Testo fornito -
● ● ●

La Danza del Mentre.mp3
La Danza del Mentre è il pezzo più deludente del disco. Avevo grandi aspettative sotto molti punti di vista. Sono andate deluse. Mi era venuto in mente questo giro di synthbass mentre rientravo a casa una sera nel quartiere ostiense. Lo sketch fu infatti registrato in ascensore con il telefonino. All’epoca l’avevo pensato electro ma anche un po’ etno. Avevo pensato di mettere qualche strumento a corda dal suono strano. Tutto è rientrato quando ci ha messo le mani Dr. Pouhlev.
Il basso è evidentemente mutuato da Golden Gaze di Ian Brown. Gli accordi sono gli stessi, i suoni synth quasi, la ritmica è molto più strana ed originale.
L’introduzione al pezzo è copiata ed incollata dall’inizio del disco Secret Samadhi dei Live.
La voce è poco convincente e piena di errori.
Valentina, mia compagna delle elementari ha poco tempo per registrare la voce.
Il suo cane Lola è fin troppo partecipe. Tutto è improvvisato, fatto in fretta e male.
Fin qui tutto bene. Il problema non è la caduta, ma l’interpretazione, l’arrangiamento, e la struttura.
La voce è poco convincente e piena di errori. Valentina, mia compagna delle elementari ha poco tempo per registrare la voce. Il suo cane Lola, presente in stanza durante le registrazioni è fin troppo partecipe. Tutto è improvvisato, fatto in fretta e male.
Già i bridge del pezzo (“La dea bendata è…”) mi hanno creato enorme difficoltà. Li salva la chitarra Bulgara di Nikolay Pouhlev. Il ritornello è una caporetto totale. Chitarra e basso sono stonati, vocalità ancora meno convincenti.
Il testo invece è importante. Nasce dall’osservazione di quante attività e locali per lotterie, lotti, enalotti, scommesse varie, sono nati nei nostri quartieri, specialmente in quartieri popolari.

● ● ●

Dati mostrati -
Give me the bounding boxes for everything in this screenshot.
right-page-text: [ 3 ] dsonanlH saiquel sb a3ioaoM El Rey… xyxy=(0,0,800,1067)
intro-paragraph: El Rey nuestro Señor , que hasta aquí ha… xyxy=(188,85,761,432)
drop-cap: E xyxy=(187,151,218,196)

● ● ●

Riprendi il testo sul brano «La Danza del Mentre» e proseguilo a partire dalla sua ultima frase.

C’è gente che si rovina per giocare e lo fa sempre di più. Come se il colpo di culo fosse la sola speranza di affermazione personale ed i soldi l’unica fonte di felicità.
Nel ritornello ho voluto sostanziare il significato di Danza del Mentre.
Si tratta di una danza passiva in cui i piedi rimangono fermi. Una danza innocua, che non porta a nulla, che ci impoverisce ancora di più. La dea bendata è l’unico appiglio, facile da invocare in una ricevitoria o da un tabaccaio, facile da identificare morfologicamente con l’avvenente donna appoggiata sul fianchetto di una Porsche in premio, ma indifferente alla stragrande moltitudine dei ns. tentativi.
Siamo ciechi, e nell’alimentare questo nostro handicap, rimpolpiamo le casse di uno stato che non bada ai nostri bisogni, ma “campa” della nostra stupidità, della nostra accontentabilità, della nostra assuefazione ai simboli del benessere contemporaneo.
Il rimedio sta all’inizio del testo. Prendere in mano le cose della vita, per non dover subire il potere degli altri. Non esiste una religione o una magia cui dobbiamo appellarci, neanche quando queste hanno la sembianze di una strafiga appoggiata ad una Porsche, ma solo noi stessi.